[Aim]: Type out the records that follow, exactly as given.

[Raw records]:
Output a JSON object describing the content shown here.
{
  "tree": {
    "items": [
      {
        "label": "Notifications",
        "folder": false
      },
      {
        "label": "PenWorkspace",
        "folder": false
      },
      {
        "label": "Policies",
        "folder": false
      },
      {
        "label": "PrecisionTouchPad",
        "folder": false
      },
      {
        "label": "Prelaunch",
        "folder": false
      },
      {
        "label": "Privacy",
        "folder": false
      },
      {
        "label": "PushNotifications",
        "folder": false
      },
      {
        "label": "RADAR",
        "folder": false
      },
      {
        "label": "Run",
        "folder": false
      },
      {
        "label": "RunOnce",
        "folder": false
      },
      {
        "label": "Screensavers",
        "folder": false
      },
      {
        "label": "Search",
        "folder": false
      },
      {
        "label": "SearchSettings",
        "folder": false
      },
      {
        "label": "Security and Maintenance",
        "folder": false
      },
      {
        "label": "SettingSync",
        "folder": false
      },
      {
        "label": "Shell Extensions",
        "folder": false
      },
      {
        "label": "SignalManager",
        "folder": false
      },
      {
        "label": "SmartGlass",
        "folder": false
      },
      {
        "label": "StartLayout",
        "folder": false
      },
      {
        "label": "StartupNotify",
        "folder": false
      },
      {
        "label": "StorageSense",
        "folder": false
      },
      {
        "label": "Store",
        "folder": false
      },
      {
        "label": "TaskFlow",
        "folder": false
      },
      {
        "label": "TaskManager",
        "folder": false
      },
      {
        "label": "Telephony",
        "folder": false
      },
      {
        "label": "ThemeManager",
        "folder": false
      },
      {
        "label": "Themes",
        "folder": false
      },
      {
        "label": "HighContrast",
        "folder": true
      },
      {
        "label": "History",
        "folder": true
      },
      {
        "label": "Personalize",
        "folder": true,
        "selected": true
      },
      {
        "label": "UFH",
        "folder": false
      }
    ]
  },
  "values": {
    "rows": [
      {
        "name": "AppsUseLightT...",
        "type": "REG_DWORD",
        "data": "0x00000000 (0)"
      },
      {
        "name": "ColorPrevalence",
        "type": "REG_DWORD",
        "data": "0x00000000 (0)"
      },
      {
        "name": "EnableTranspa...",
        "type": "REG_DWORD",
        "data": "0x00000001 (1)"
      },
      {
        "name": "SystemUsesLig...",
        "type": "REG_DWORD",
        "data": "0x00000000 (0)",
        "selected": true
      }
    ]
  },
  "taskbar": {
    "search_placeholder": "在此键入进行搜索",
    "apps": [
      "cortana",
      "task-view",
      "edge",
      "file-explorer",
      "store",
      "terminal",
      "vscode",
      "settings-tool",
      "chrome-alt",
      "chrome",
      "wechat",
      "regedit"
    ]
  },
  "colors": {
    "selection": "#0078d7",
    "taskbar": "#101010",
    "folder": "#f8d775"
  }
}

[Task answer]:
Output a JSON object describing the content shown here.
{
  "tree": {
    "items": [
      {
        "label": "Notifications",
        "folder": false
      },
      {
        "label": "PenWorkspace",
        "folder": false
      },
      {
        "label": "Policies",
        "folder": false
      },
      {
        "label": "PrecisionTouchPad",
        "folder": false
      },
      {
        "label": "Prelaunch",
        "folder": false
      },
      {
        "label": "Privacy",
        "folder": false
      },
      {
        "label": "PushNotifications",
        "folder": false
      },
      {
        "label": "RADAR",
        "folder": false
      },
      {
        "label": "Run",
        "folder": false
      },
      {
        "label": "RunOnce",
        "folder": false
      },
      {
        "label": "Screensavers",
        "folder": false
      },
      {
        "label": "Search",
        "folder": false
      },
      {
        "label": "SearchSettings",
        "folder": false
      },
      {
        "label": "Security and Maintenance",
        "folder": false
      },
      {
        "label": "SettingSync",
        "folder": false
      },
      {
        "label": "Shell Extensions",
        "folder": false
      },
      {
        "label": "SignalManager",
        "folder": false
      },
      {
        "label": "SmartGlass",
        "folder": false
      },
      {
        "label": "StartLayout",
        "folder": false
      },
      {
        "label": "StartupNotify",
        "folder": false
      },
      {
        "label": "StorageSense",
        "folder": false
      },
      {
        "label": "Store",
        "folder": false
      },
      {
        "label": "TaskFlow",
        "folder": false
      },
      {
        "label": "TaskManager",
        "folder": false
      },
      {
        "label": "Telephony",
        "folder": false
      },
      {
        "label": "ThemeManager",
        "folder": false
      },
      {
        "label": "Themes",
        "folder": false
      },
      {
        "label": "HighContrast",
        "folder": true
      },
      {
        "label": "History",
        "folder": true
      },
      {
        "label": "Personalize",
        "folder": true,
        "selected": true
      },
      {
        "label": "UFH",
        "folder": false
      }
    ]
  },
  "values": {
    "rows": [
      {
        "name": "AppsUseLightT...",
        "type": "REG_DWORD",
        "data": "0x00000000 (0)"
      },
      {
        "name": "ColorPrevalence",
        "type": "REG_DWORD",
        "data": "0x00000000 (0)"
      },
      {
        "name": "EnableTranspa...",
        "type": "REG_DWORD",
        "data": "0x00000001 (1)"
      },
      {
        "name": "SystemUsesLig...",
        "type": "REG_DWORD",
        "data": "0x00000000 (0)",
        "selected": true
      }
    ]
  },
  "taskbar": {
    "search_placeholder": "在此键入进行搜索",
    "apps": [
      "cortana",
      "task-view",
      "edge",
      "file-explorer",
      "store",
      "terminal",
      "vscode",
      "settings-tool",
      "chrome-alt",
      "chrome",
      "wechat",
      "regedit"
    ]
  },
  "colors": {
    "selection": "#0078d7",
    "taskbar": "#101010",
    "folder": "#f8d775"
  }
}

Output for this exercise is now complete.